Dataset excerpts

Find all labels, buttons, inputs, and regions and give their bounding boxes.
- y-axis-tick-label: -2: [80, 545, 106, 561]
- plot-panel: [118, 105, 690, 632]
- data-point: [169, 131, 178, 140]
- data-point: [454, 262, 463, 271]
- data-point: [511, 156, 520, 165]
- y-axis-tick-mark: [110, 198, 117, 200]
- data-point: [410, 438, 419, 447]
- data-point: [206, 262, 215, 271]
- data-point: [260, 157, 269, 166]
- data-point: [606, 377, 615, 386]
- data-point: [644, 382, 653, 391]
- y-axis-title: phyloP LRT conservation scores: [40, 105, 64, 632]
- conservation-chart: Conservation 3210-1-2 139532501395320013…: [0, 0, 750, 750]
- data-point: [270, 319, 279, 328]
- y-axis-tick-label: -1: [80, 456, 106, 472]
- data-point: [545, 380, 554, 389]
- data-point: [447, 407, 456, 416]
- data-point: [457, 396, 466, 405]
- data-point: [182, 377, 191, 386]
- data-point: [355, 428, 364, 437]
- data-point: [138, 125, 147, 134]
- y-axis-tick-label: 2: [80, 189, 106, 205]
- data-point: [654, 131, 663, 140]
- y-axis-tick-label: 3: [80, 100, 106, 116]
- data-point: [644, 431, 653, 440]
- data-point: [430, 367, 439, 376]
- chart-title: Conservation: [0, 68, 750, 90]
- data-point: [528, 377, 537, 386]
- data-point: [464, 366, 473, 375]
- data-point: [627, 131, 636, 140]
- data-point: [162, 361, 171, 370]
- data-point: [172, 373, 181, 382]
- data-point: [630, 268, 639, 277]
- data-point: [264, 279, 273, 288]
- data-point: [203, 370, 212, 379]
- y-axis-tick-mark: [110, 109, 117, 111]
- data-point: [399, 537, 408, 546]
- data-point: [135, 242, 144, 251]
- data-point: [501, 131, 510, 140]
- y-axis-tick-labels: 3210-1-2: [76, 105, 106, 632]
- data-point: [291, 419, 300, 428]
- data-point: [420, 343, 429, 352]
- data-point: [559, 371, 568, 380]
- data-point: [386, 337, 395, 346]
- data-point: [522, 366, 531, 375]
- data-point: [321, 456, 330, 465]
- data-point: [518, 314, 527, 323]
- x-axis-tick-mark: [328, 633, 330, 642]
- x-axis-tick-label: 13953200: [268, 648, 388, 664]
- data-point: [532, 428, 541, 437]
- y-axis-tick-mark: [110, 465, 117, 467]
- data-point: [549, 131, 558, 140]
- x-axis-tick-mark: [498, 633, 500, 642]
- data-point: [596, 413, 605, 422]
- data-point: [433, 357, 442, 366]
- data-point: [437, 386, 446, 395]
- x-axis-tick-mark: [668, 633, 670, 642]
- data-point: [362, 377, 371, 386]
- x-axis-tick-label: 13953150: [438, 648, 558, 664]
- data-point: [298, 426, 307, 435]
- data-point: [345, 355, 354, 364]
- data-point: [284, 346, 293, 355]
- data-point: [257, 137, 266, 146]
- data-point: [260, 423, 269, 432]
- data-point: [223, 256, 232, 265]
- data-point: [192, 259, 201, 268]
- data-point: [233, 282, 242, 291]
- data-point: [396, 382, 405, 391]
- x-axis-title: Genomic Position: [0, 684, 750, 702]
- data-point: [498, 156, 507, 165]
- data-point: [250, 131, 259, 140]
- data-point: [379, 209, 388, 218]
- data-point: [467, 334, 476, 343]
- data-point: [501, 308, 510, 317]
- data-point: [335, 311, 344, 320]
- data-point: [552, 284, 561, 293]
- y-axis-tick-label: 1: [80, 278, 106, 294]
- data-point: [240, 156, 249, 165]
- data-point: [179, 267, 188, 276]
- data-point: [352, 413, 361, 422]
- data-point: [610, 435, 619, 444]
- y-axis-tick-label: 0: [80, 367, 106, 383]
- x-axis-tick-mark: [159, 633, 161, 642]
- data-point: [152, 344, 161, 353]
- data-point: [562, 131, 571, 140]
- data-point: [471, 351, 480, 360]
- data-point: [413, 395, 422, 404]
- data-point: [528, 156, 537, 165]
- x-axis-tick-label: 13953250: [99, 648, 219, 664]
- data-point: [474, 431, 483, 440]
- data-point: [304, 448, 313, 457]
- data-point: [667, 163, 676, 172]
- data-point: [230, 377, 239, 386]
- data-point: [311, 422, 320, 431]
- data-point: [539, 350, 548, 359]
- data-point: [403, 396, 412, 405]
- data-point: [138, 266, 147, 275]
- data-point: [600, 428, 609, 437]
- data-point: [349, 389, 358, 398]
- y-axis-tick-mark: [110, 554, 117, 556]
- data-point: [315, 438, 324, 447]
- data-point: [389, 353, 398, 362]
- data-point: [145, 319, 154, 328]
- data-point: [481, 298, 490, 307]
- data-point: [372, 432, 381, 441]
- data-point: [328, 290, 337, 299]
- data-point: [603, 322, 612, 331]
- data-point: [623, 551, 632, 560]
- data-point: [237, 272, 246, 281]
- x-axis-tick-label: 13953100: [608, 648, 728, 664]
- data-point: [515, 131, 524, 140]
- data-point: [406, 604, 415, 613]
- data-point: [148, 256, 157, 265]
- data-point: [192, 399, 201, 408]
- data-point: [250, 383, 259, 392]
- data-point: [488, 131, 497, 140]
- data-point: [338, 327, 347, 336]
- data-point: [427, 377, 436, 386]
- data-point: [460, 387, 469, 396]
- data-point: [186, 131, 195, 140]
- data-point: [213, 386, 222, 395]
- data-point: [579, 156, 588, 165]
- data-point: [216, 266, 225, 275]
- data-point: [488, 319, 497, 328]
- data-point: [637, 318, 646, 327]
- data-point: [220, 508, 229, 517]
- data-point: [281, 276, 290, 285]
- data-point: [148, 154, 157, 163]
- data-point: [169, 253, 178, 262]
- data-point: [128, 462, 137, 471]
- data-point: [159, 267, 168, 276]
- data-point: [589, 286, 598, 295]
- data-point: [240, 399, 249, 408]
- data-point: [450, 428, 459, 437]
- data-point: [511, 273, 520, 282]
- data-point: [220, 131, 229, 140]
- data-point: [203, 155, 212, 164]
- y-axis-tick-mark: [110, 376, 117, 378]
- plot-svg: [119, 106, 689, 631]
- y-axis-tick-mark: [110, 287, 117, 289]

[What you need to do] Filter the records, keeping only lines that contain "labels", and show those lines.

[Task solution]
Find all labels, buttons, inputs, and regions and give their bounding boxes.
- y-axis-tick-labels: 3210-1-2: [76, 105, 106, 632]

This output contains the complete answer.